_Goal of the exercise:_
Below are some records. How many of their lines contain the string "description"? Give the number only.

Extracted records
++++++++++++++++++++
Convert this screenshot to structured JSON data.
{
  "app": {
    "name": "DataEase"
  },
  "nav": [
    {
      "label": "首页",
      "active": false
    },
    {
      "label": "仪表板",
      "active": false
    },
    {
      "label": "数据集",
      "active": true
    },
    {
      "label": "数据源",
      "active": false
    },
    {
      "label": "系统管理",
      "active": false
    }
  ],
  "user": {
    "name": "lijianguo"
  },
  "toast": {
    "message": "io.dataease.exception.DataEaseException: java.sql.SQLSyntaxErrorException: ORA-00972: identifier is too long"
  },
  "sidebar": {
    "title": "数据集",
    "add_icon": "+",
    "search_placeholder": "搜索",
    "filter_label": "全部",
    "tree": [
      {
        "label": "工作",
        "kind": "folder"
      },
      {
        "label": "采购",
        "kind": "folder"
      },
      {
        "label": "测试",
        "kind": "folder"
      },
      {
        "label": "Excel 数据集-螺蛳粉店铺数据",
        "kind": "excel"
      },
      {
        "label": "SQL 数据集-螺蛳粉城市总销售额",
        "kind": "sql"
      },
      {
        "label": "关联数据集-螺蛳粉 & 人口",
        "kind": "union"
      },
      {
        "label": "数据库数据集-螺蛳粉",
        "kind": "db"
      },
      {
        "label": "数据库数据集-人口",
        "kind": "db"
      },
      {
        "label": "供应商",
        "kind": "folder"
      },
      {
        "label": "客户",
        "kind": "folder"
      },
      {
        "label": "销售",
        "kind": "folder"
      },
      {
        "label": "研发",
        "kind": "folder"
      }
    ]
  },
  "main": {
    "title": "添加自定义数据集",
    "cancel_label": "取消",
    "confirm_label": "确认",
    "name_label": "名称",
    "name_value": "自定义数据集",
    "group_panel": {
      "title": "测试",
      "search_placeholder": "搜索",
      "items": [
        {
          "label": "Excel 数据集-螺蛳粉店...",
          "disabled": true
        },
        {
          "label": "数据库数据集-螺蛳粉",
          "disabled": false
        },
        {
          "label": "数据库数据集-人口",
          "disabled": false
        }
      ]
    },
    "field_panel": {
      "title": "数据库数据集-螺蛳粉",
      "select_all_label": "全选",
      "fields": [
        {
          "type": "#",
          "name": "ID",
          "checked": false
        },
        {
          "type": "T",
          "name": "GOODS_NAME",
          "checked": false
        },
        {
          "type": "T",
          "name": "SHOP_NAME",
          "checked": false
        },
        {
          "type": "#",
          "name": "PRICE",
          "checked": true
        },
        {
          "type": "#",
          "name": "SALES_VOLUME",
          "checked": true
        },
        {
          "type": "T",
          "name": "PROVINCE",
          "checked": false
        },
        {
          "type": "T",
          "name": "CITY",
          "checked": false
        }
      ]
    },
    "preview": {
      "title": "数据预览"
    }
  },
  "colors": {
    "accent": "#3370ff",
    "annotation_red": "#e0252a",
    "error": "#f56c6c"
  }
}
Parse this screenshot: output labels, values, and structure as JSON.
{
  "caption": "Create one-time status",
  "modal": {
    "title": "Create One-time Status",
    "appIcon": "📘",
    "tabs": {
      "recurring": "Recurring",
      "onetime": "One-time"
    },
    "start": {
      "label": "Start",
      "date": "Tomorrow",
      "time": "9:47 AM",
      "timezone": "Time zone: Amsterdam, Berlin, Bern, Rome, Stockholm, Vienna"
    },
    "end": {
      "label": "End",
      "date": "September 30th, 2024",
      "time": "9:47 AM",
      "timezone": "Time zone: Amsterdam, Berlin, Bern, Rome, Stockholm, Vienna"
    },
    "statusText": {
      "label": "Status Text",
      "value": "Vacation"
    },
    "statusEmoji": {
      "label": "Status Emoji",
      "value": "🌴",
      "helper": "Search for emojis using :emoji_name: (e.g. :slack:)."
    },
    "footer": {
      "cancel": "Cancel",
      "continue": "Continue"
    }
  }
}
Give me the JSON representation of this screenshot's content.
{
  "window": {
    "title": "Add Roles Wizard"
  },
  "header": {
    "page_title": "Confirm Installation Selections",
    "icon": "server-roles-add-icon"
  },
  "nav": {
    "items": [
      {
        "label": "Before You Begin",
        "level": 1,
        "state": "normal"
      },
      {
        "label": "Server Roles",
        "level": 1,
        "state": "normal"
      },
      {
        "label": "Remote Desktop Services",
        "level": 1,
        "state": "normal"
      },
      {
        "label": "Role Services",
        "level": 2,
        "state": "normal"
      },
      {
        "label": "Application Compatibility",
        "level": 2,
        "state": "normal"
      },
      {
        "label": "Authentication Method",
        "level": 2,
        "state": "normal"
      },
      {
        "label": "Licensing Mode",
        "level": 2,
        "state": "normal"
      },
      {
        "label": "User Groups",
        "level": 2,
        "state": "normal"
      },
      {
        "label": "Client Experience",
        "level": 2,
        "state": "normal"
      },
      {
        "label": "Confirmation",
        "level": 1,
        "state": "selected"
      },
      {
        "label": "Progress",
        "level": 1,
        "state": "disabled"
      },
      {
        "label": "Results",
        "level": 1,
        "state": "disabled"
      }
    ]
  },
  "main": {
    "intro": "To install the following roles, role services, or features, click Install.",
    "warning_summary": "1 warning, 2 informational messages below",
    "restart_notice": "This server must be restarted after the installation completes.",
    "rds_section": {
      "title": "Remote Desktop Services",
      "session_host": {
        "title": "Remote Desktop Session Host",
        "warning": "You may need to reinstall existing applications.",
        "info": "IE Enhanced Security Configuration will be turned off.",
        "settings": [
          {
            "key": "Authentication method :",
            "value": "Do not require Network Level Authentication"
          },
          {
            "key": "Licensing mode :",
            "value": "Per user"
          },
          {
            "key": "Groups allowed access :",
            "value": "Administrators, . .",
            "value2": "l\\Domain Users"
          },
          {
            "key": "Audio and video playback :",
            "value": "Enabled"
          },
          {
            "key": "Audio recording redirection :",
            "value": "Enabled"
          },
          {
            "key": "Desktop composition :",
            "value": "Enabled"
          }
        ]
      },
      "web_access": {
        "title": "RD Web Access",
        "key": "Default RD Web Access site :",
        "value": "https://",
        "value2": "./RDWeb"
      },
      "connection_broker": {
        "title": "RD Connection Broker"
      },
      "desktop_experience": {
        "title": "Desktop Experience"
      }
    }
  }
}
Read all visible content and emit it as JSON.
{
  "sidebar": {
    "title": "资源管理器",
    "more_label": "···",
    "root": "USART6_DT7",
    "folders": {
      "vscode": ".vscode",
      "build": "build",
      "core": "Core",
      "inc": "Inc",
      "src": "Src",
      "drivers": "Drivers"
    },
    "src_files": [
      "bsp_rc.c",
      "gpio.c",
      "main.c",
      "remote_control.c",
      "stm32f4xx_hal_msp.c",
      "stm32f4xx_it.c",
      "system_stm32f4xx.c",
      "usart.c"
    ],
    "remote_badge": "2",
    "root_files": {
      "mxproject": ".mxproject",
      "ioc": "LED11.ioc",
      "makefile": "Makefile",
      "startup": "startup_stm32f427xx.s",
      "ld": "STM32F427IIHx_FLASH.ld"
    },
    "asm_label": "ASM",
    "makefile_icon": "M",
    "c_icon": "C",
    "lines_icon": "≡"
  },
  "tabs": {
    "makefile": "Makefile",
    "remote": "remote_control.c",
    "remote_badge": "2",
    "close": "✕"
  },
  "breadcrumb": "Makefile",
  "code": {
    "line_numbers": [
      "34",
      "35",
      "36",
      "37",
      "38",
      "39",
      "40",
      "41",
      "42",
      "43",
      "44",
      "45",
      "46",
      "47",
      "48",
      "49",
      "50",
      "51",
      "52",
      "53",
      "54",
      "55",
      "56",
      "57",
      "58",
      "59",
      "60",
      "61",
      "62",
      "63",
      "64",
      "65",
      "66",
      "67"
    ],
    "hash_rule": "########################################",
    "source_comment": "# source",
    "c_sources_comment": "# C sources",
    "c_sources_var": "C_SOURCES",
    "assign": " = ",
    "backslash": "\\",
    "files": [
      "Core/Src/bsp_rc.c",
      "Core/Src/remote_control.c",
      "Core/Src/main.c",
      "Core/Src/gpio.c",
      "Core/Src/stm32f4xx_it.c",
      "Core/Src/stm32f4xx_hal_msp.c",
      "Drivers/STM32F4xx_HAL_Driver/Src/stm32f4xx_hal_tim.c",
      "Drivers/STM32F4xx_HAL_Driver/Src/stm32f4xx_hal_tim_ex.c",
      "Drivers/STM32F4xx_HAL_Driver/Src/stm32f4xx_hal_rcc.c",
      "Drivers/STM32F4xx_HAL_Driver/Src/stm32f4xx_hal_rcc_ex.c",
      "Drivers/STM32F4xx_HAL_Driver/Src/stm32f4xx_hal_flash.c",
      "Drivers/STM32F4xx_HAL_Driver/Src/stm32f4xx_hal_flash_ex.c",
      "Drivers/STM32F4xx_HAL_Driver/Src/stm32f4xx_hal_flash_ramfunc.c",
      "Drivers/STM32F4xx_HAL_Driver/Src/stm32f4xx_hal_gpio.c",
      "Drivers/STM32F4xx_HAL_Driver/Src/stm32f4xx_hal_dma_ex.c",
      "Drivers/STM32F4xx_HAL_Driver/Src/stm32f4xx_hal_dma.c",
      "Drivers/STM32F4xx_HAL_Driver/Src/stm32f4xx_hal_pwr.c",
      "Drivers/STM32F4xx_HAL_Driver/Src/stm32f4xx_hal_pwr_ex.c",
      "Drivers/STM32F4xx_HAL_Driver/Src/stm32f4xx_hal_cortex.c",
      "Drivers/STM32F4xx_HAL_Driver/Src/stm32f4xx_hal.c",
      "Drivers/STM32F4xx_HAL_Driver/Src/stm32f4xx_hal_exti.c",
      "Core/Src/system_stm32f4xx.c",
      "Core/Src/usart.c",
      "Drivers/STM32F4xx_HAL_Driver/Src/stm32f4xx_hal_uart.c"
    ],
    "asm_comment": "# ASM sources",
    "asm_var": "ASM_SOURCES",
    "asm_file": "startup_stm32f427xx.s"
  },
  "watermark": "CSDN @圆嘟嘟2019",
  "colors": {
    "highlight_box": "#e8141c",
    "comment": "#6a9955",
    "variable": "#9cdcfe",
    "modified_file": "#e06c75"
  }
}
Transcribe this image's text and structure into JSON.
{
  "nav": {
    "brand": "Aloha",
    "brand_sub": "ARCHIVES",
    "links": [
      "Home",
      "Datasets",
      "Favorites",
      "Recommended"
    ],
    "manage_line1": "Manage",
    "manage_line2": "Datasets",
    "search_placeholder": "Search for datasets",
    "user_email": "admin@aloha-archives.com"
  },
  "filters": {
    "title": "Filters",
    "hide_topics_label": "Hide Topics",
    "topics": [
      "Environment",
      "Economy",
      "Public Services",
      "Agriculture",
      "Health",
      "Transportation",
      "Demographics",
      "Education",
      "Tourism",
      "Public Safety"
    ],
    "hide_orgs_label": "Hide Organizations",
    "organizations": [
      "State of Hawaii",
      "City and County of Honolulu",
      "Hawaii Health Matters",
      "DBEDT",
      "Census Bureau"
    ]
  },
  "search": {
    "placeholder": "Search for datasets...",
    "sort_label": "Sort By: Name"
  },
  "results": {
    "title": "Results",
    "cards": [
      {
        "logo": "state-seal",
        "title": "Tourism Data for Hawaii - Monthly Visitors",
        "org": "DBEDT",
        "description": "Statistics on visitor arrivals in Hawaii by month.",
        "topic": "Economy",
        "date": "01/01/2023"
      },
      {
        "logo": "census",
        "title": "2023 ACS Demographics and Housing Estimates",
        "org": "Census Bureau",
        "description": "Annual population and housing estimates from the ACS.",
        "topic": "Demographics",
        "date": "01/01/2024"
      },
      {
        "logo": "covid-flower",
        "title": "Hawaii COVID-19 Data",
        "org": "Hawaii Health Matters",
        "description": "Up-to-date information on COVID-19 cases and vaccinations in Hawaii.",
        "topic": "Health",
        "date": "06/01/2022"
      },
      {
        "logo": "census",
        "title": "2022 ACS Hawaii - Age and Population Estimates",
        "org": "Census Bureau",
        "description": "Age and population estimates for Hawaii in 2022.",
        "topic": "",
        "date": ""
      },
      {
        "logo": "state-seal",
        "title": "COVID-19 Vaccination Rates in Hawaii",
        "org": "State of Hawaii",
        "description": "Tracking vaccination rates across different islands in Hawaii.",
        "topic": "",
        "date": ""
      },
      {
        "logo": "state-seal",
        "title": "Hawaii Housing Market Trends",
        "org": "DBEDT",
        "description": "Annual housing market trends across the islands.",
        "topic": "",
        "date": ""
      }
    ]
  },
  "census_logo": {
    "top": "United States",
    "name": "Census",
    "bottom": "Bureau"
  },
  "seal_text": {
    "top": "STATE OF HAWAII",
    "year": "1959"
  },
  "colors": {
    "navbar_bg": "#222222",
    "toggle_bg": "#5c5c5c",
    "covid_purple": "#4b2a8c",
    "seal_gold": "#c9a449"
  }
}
++++++++++++++++++++
_Worked solution:_
6